_Goal of the exercise_
In your copy, reproduce the entries exactly as they are, minus the images.

[Chart and figure data]

***

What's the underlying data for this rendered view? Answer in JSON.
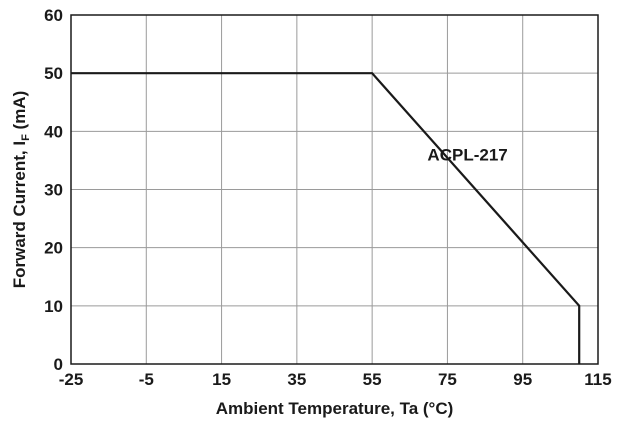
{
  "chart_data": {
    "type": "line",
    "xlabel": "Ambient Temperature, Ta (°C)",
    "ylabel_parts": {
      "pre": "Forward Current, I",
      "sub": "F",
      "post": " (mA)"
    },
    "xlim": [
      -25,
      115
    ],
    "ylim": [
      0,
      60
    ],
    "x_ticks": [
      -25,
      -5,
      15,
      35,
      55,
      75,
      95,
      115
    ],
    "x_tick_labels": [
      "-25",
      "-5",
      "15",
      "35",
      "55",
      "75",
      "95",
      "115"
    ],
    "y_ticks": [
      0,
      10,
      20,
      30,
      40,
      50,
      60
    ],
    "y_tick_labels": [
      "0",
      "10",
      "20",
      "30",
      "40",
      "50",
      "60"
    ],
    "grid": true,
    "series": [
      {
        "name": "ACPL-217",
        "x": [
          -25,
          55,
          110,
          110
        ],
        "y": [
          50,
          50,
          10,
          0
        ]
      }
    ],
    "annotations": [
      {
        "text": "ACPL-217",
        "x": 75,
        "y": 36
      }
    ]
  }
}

***

_Completed task_
What's the underlying data for this rendered view? Answer in JSON.
{
  "chart_data": {
    "type": "line",
    "xlabel": "Ambient Temperature, Ta (°C)",
    "ylabel_parts": {
      "pre": "Forward Current, I",
      "sub": "F",
      "post": " (mA)"
    },
    "xlim": [
      -25,
      115
    ],
    "ylim": [
      0,
      60
    ],
    "x_ticks": [
      -25,
      -5,
      15,
      35,
      55,
      75,
      95,
      115
    ],
    "x_tick_labels": [
      "-25",
      "-5",
      "15",
      "35",
      "55",
      "75",
      "95",
      "115"
    ],
    "y_ticks": [
      0,
      10,
      20,
      30,
      40,
      50,
      60
    ],
    "y_tick_labels": [
      "0",
      "10",
      "20",
      "30",
      "40",
      "50",
      "60"
    ],
    "grid": true,
    "series": [
      {
        "name": "ACPL-217",
        "x": [
          -25,
          55,
          110,
          110
        ],
        "y": [
          50,
          50,
          10,
          0
        ]
      }
    ],
    "annotations": [
      {
        "text": "ACPL-217",
        "x": 75,
        "y": 36
      }
    ]
  }
}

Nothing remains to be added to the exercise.